[start of EXERCISE MATERIAL]
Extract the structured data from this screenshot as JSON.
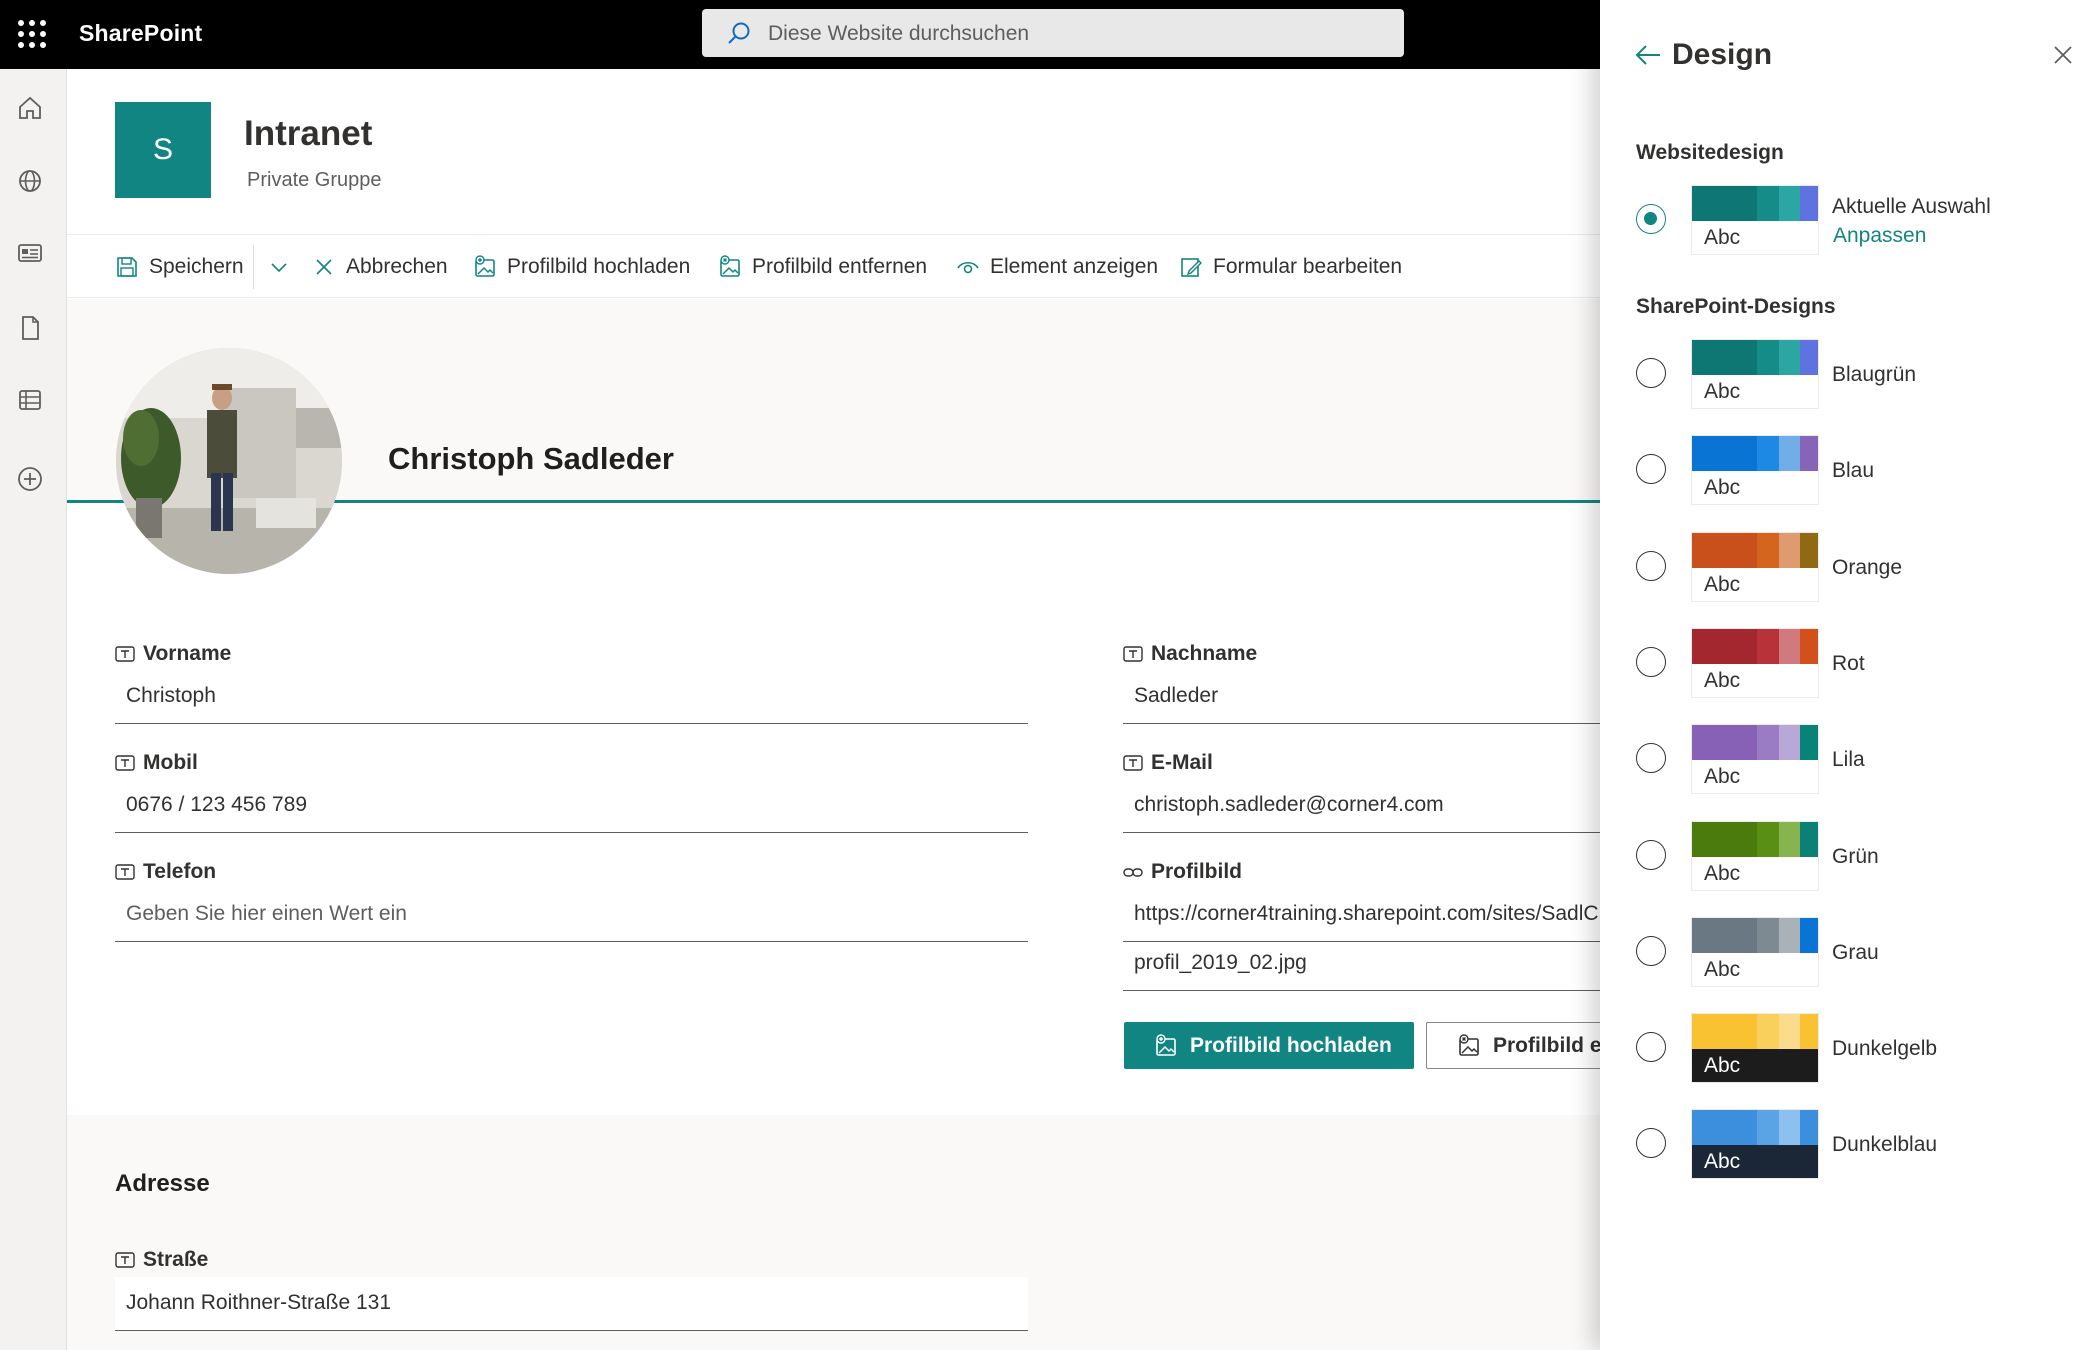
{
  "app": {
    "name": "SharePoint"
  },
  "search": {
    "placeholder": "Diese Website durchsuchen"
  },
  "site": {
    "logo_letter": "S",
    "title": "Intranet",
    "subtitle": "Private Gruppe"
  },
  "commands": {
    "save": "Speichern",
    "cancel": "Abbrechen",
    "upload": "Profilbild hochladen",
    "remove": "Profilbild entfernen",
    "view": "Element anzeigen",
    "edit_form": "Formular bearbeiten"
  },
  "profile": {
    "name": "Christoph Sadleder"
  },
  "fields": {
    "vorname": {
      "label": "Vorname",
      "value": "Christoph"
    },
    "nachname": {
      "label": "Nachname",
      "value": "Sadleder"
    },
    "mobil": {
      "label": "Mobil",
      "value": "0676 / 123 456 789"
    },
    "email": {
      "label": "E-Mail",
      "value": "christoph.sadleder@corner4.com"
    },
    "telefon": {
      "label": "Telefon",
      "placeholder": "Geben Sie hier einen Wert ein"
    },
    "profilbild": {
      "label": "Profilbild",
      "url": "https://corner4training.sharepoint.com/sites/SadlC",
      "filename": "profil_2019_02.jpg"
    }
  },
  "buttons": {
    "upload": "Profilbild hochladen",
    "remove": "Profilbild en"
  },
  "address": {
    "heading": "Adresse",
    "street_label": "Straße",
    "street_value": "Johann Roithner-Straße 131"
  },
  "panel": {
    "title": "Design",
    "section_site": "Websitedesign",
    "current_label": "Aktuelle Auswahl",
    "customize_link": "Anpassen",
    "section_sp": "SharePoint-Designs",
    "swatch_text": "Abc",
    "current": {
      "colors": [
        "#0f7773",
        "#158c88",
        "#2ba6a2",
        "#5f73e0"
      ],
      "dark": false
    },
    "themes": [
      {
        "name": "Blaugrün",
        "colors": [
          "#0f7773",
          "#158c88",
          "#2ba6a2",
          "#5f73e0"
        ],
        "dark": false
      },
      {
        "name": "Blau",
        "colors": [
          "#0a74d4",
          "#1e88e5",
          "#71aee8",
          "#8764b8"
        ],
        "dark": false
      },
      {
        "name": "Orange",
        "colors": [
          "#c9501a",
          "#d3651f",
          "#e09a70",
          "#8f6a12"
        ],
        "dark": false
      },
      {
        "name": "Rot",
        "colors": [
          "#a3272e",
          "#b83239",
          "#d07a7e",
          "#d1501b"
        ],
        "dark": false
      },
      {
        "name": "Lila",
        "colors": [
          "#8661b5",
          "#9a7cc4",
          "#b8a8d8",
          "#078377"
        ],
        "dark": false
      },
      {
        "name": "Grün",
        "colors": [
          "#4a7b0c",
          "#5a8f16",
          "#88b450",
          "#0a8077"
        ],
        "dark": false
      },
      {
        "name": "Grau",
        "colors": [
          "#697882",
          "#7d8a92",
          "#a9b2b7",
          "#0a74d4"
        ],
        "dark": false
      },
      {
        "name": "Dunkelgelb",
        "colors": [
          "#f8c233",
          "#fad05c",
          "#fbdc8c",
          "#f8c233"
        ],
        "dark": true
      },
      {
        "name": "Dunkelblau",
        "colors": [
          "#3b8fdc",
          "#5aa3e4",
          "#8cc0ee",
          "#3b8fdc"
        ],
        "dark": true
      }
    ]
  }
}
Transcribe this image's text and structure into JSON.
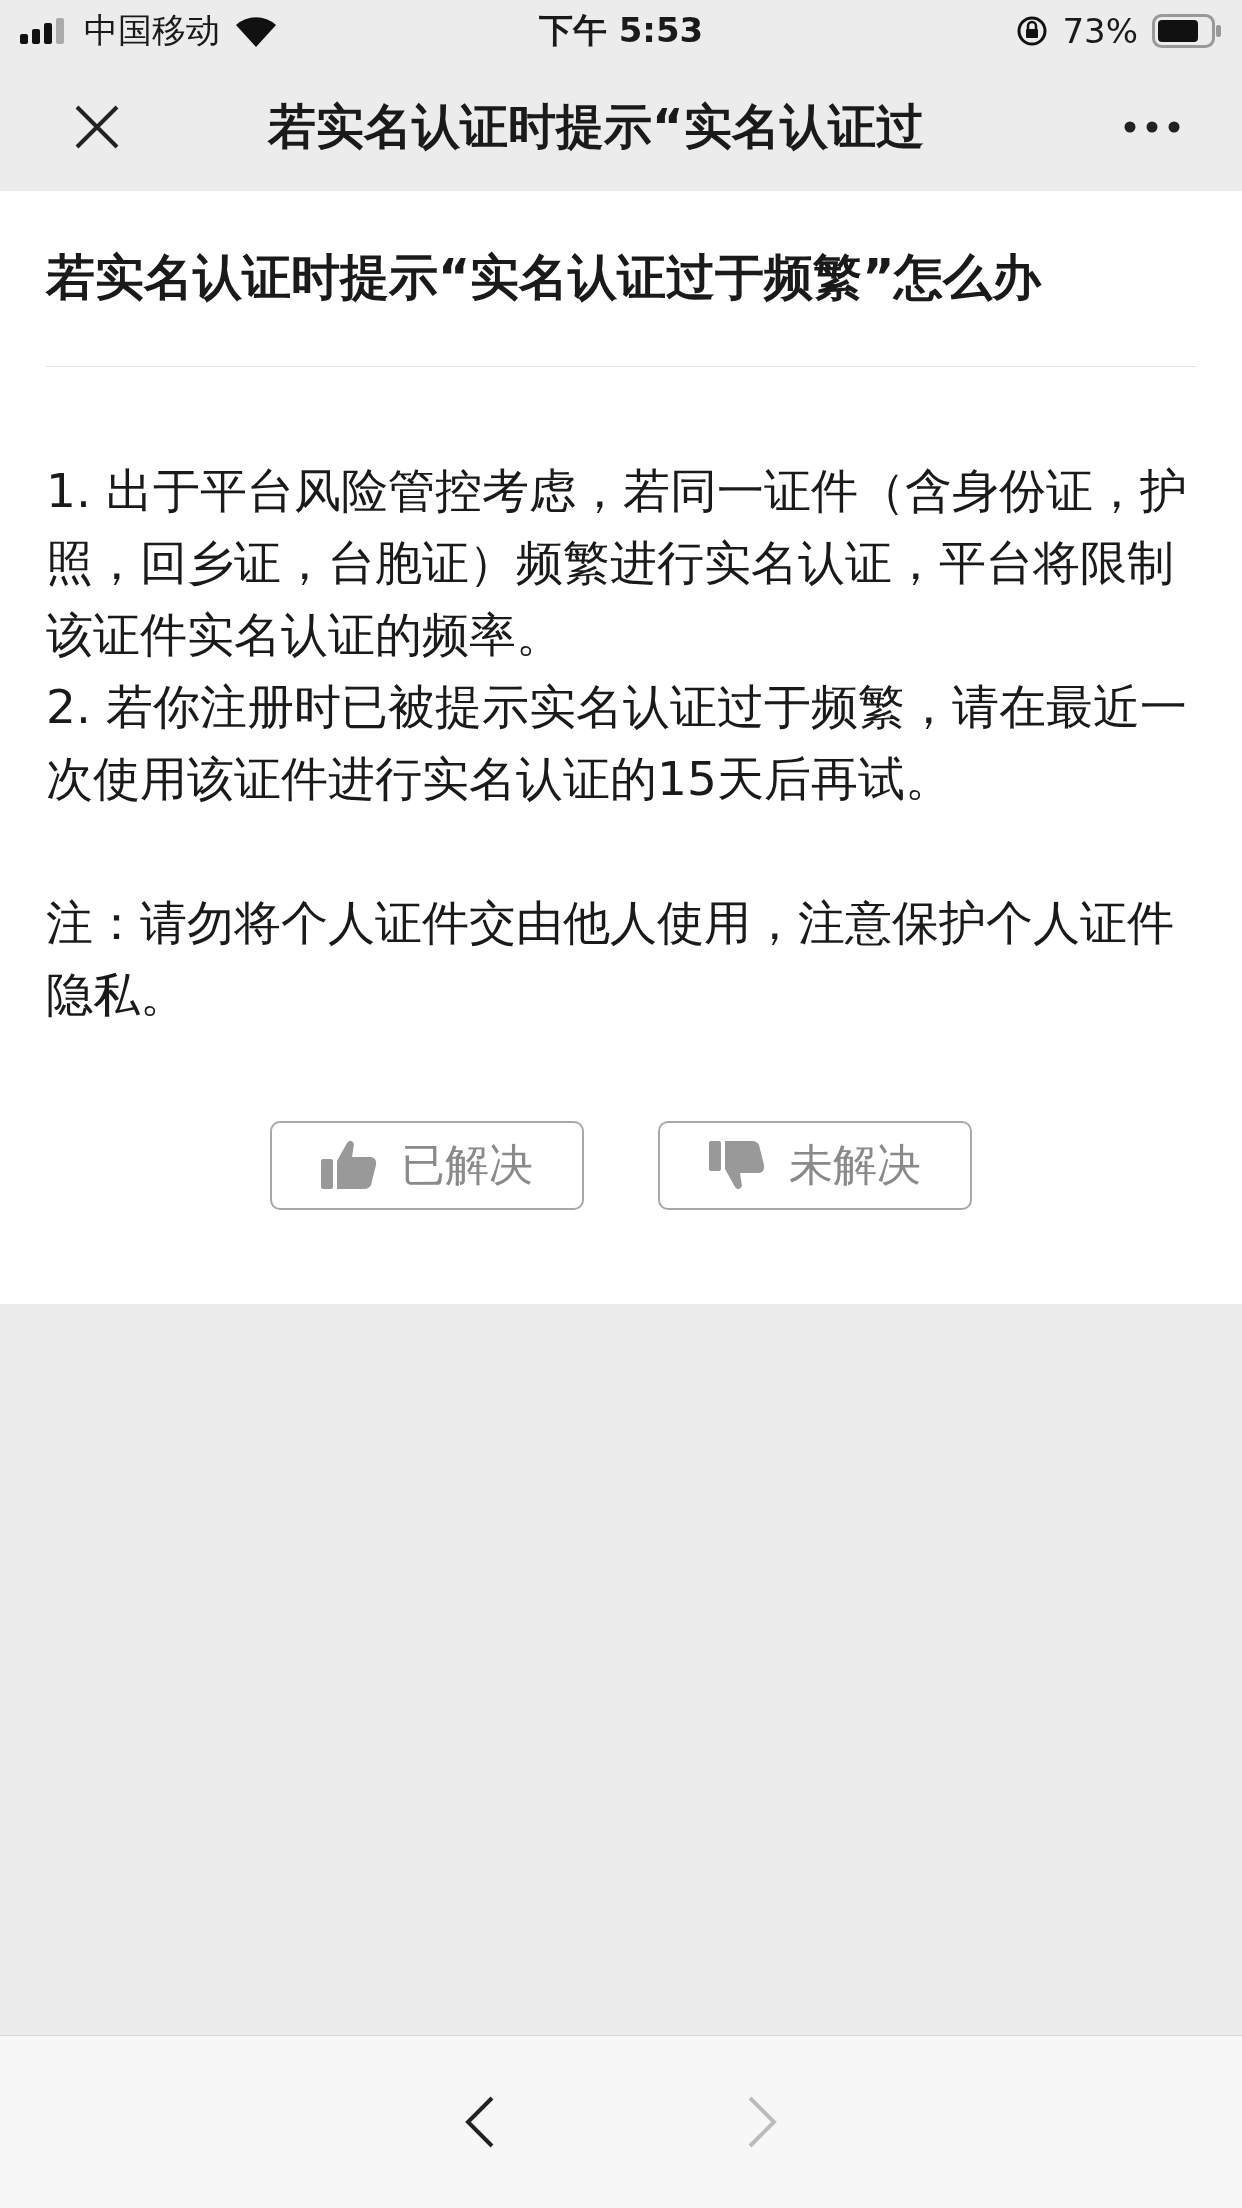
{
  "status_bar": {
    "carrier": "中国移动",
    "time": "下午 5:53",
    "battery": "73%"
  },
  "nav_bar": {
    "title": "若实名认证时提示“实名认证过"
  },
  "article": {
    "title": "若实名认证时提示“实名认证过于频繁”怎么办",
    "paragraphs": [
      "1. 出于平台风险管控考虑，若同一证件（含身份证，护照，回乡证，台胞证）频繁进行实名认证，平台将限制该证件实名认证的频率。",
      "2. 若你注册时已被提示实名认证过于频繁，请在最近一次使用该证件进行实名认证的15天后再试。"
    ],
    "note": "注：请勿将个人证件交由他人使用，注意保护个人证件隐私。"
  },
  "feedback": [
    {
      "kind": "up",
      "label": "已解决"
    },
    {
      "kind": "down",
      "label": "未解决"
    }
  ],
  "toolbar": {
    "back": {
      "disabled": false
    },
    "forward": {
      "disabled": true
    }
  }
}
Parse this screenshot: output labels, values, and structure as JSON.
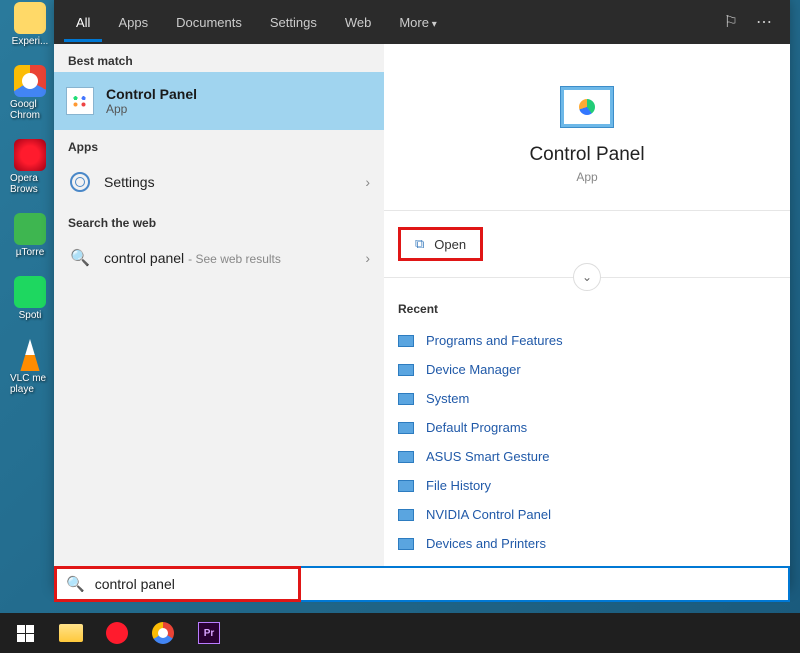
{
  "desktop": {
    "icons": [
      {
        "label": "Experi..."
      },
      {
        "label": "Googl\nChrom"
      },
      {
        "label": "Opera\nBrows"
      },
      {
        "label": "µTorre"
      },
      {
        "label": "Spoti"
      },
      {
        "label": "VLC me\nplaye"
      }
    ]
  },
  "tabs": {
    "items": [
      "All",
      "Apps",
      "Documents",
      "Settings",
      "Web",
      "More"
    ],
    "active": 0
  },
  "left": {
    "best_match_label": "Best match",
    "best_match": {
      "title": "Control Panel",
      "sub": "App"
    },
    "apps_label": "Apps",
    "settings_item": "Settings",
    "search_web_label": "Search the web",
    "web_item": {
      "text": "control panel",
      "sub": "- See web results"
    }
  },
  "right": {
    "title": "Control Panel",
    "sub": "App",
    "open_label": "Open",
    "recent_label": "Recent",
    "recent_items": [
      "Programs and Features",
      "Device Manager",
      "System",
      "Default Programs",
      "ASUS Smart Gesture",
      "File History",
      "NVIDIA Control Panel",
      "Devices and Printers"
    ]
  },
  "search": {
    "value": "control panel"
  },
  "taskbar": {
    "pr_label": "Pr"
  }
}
[end of EXERCISE MATERIAL]
* [PROBLEM REQUIREMENTS] From the data above, copy each line that holds "this".

* [SOLUTION TO THE PROBLEM]
Extract the structured data from this screenshot as JSON.
Transcribe this image's text and structure into JSON.
Parse this screenshot: output labels, values, and structure as JSON.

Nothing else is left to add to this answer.